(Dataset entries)
::::::::

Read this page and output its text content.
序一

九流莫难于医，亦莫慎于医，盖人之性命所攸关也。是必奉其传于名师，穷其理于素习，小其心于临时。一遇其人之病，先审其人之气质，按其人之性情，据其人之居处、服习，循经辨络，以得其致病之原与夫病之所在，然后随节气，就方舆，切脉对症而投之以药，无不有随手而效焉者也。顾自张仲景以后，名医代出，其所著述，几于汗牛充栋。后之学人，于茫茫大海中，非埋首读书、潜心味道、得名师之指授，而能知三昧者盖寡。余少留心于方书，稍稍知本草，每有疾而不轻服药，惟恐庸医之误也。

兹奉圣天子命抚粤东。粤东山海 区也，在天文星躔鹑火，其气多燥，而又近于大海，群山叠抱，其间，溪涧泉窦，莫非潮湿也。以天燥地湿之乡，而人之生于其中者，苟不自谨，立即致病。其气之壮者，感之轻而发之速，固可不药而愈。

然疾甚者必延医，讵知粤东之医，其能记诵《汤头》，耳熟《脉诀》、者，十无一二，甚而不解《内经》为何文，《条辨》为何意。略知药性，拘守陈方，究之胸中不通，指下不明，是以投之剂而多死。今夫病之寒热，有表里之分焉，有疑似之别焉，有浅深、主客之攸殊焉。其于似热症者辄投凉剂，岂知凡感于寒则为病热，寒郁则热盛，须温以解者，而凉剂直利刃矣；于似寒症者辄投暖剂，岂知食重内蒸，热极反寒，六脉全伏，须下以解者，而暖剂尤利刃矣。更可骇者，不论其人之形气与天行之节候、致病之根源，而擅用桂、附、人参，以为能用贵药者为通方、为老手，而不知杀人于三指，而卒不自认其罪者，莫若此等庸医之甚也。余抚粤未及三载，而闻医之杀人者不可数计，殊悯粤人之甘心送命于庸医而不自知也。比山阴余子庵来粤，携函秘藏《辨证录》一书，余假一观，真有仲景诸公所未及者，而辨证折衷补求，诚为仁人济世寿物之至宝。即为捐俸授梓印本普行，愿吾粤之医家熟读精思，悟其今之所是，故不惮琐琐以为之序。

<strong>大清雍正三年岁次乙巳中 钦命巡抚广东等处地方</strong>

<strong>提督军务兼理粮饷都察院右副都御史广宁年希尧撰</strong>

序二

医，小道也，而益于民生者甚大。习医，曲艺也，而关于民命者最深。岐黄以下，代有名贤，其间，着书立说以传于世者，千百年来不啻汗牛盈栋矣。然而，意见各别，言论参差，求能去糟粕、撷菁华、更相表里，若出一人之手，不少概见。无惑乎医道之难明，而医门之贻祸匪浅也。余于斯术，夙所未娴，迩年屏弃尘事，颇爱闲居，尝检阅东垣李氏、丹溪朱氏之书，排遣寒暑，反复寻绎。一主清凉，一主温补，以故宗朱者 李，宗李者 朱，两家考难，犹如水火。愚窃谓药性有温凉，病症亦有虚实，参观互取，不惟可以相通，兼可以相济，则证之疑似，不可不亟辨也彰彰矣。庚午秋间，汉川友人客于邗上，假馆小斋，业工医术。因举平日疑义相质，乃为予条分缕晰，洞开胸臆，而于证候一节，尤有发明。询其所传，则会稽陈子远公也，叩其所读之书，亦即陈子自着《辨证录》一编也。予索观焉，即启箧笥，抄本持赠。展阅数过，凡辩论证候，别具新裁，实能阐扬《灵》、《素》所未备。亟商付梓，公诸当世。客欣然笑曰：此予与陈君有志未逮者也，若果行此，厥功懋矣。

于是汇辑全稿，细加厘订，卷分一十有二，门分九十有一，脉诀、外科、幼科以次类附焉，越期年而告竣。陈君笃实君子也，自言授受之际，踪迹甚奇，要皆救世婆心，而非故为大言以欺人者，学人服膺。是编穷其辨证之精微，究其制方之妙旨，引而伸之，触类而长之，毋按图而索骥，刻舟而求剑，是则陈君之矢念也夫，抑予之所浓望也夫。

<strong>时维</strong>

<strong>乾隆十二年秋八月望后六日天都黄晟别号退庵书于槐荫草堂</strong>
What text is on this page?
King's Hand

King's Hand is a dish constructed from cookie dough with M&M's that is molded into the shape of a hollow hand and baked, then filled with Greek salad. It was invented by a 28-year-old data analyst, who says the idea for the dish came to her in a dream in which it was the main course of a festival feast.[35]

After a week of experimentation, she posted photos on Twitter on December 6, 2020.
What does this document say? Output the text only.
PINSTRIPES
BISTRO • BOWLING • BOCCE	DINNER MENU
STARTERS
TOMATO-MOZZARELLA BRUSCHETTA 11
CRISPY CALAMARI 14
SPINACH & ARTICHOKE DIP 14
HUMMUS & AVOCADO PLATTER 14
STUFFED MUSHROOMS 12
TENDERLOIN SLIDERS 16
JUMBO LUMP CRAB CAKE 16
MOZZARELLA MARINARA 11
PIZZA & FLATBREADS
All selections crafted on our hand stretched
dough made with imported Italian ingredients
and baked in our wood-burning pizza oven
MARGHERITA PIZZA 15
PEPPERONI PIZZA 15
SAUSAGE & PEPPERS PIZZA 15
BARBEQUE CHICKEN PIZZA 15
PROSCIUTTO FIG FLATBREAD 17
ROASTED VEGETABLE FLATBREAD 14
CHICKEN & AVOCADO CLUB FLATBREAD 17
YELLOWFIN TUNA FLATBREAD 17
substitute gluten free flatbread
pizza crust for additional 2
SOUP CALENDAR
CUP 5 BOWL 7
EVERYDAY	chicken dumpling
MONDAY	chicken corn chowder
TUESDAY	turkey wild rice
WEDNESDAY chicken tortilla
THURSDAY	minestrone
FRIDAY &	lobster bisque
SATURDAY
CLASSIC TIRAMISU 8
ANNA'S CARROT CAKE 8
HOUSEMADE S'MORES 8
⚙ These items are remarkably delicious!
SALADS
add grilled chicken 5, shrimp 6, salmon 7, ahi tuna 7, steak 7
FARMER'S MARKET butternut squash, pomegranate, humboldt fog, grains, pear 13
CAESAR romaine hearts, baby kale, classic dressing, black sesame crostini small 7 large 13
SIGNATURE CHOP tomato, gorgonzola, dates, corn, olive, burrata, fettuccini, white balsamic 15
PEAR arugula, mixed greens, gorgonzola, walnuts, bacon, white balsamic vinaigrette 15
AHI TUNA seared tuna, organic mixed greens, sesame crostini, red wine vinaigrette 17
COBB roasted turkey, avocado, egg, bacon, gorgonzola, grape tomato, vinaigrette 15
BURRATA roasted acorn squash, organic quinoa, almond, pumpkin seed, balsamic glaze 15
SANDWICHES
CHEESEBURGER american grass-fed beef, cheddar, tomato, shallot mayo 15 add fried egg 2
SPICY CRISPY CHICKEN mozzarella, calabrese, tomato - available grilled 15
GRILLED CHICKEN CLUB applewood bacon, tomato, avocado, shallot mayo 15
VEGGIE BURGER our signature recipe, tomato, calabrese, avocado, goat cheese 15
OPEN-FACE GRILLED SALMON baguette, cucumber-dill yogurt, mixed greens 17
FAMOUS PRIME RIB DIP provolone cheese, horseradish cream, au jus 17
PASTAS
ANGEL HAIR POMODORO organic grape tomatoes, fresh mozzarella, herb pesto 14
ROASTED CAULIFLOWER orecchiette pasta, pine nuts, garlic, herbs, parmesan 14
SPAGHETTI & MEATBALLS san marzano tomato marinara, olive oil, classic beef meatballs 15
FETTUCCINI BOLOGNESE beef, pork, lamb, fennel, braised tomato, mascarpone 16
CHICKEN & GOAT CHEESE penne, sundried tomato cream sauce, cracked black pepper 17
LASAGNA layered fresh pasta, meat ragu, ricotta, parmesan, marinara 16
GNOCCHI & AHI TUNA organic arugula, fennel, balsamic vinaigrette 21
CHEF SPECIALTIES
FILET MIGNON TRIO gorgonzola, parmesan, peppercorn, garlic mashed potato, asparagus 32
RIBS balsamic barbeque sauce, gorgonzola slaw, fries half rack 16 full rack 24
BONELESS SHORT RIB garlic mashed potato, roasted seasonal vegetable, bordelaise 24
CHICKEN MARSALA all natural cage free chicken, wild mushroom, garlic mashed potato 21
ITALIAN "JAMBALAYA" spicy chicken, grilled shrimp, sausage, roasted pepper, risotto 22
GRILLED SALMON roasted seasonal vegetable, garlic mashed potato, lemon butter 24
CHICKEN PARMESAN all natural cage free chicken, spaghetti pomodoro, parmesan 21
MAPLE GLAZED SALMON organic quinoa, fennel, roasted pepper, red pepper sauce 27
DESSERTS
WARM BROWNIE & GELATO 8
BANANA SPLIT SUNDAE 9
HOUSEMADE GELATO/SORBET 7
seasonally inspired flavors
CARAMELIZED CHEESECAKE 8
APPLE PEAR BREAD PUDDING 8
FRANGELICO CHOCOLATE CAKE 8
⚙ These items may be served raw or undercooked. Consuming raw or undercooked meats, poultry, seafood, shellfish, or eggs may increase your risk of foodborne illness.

::::::::

PROBLEM TO WORK ON :: Copy out every line with the word "olive".

ANSWER TO THIS TASK ::
SIGNATURE CHOP tomato, gorgonzola, dates, corn, olive, burrata, fettuccini, white balsamic 15
SPAGHETTI & MEATBALLS san marzano tomato marinara, olive oil, classic beef meatballs 15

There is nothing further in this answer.